--- WHAT IS BEING ASKED ---
Could you write out every record below exactly, leaving out any pictures?

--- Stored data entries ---
..........

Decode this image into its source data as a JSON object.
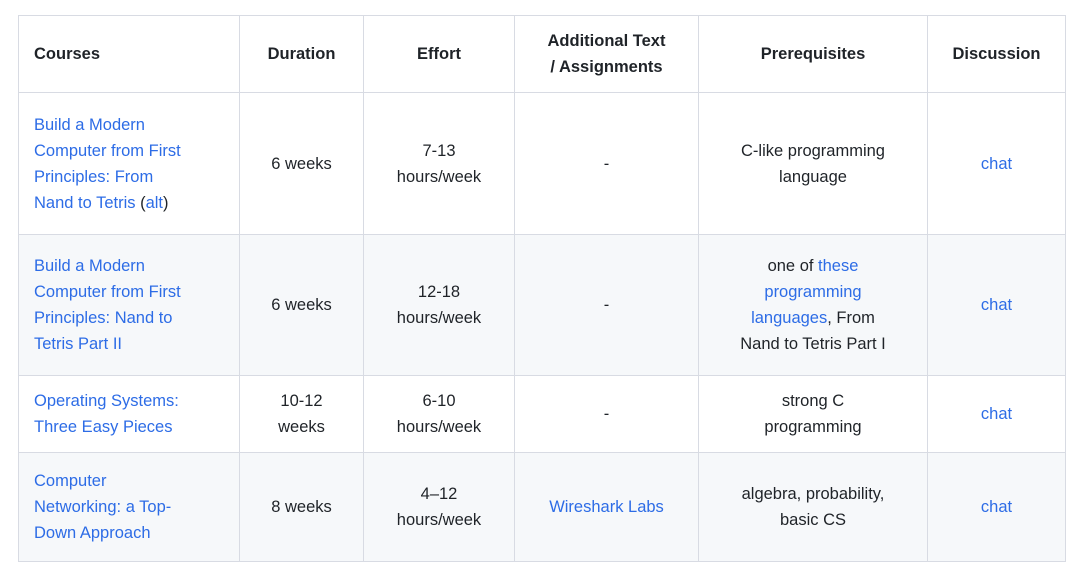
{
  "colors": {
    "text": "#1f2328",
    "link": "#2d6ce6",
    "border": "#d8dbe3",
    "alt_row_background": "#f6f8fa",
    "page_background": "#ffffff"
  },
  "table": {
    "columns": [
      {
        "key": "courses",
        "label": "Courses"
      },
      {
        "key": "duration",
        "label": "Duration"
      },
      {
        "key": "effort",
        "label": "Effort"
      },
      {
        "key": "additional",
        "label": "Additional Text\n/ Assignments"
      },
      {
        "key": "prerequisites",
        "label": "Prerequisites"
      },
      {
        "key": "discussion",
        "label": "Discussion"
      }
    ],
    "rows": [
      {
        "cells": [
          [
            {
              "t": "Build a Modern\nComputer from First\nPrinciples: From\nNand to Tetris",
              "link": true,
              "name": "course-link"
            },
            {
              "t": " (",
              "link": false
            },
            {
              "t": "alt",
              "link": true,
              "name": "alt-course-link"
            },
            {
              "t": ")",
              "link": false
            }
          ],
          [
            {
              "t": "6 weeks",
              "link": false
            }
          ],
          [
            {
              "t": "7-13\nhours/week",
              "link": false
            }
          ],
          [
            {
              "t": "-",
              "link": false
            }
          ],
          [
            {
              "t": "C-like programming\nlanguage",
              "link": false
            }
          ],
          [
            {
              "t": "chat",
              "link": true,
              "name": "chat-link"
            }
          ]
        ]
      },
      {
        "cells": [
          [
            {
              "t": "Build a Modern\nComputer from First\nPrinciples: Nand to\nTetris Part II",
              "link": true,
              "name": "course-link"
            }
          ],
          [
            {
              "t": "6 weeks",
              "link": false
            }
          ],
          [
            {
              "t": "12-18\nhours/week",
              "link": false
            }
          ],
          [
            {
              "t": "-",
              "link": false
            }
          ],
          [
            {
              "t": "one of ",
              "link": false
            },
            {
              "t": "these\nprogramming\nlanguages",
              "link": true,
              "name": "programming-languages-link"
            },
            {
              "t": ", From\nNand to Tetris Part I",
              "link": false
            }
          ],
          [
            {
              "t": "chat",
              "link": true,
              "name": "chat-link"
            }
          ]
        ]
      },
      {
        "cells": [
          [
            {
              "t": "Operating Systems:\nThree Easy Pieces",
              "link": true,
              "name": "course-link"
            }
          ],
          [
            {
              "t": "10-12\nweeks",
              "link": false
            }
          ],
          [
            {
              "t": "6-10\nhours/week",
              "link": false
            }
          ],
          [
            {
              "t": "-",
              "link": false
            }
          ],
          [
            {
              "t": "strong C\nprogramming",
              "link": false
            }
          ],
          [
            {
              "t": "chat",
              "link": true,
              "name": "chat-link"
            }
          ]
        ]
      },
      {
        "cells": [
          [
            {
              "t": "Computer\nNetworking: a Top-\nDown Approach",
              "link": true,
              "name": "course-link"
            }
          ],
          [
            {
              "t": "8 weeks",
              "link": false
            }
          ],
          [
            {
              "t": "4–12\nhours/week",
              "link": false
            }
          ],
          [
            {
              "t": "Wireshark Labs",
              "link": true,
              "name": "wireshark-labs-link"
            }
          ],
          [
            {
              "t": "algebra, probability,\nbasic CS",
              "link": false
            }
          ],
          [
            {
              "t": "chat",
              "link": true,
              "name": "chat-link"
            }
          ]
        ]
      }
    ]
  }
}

..........

--- WORKED ANSWER ---
Decode this image into its source data as a JSON object.
{
  "colors": {
    "text": "#1f2328",
    "link": "#2d6ce6",
    "border": "#d8dbe3",
    "alt_row_background": "#f6f8fa",
    "page_background": "#ffffff"
  },
  "table": {
    "columns": [
      {
        "key": "courses",
        "label": "Courses"
      },
      {
        "key": "duration",
        "label": "Duration"
      },
      {
        "key": "effort",
        "label": "Effort"
      },
      {
        "key": "additional",
        "label": "Additional Text\n/ Assignments"
      },
      {
        "key": "prerequisites",
        "label": "Prerequisites"
      },
      {
        "key": "discussion",
        "label": "Discussion"
      }
    ],
    "rows": [
      {
        "cells": [
          [
            {
              "t": "Build a Modern\nComputer from First\nPrinciples: From\nNand to Tetris",
              "link": true,
              "name": "course-link"
            },
            {
              "t": " (",
              "link": false
            },
            {
              "t": "alt",
              "link": true,
              "name": "alt-course-link"
            },
            {
              "t": ")",
              "link": false
            }
          ],
          [
            {
              "t": "6 weeks",
              "link": false
            }
          ],
          [
            {
              "t": "7-13\nhours/week",
              "link": false
            }
          ],
          [
            {
              "t": "-",
              "link": false
            }
          ],
          [
            {
              "t": "C-like programming\nlanguage",
              "link": false
            }
          ],
          [
            {
              "t": "chat",
              "link": true,
              "name": "chat-link"
            }
          ]
        ]
      },
      {
        "cells": [
          [
            {
              "t": "Build a Modern\nComputer from First\nPrinciples: Nand to\nTetris Part II",
              "link": true,
              "name": "course-link"
            }
          ],
          [
            {
              "t": "6 weeks",
              "link": false
            }
          ],
          [
            {
              "t": "12-18\nhours/week",
              "link": false
            }
          ],
          [
            {
              "t": "-",
              "link": false
            }
          ],
          [
            {
              "t": "one of ",
              "link": false
            },
            {
              "t": "these\nprogramming\nlanguages",
              "link": true,
              "name": "programming-languages-link"
            },
            {
              "t": ", From\nNand to Tetris Part I",
              "link": false
            }
          ],
          [
            {
              "t": "chat",
              "link": true,
              "name": "chat-link"
            }
          ]
        ]
      },
      {
        "cells": [
          [
            {
              "t": "Operating Systems:\nThree Easy Pieces",
              "link": true,
              "name": "course-link"
            }
          ],
          [
            {
              "t": "10-12\nweeks",
              "link": false
            }
          ],
          [
            {
              "t": "6-10\nhours/week",
              "link": false
            }
          ],
          [
            {
              "t": "-",
              "link": false
            }
          ],
          [
            {
              "t": "strong C\nprogramming",
              "link": false
            }
          ],
          [
            {
              "t": "chat",
              "link": true,
              "name": "chat-link"
            }
          ]
        ]
      },
      {
        "cells": [
          [
            {
              "t": "Computer\nNetworking: a Top-\nDown Approach",
              "link": true,
              "name": "course-link"
            }
          ],
          [
            {
              "t": "8 weeks",
              "link": false
            }
          ],
          [
            {
              "t": "4–12\nhours/week",
              "link": false
            }
          ],
          [
            {
              "t": "Wireshark Labs",
              "link": true,
              "name": "wireshark-labs-link"
            }
          ],
          [
            {
              "t": "algebra, probability,\nbasic CS",
              "link": false
            }
          ],
          [
            {
              "t": "chat",
              "link": true,
              "name": "chat-link"
            }
          ]
        ]
      }
    ]
  }
}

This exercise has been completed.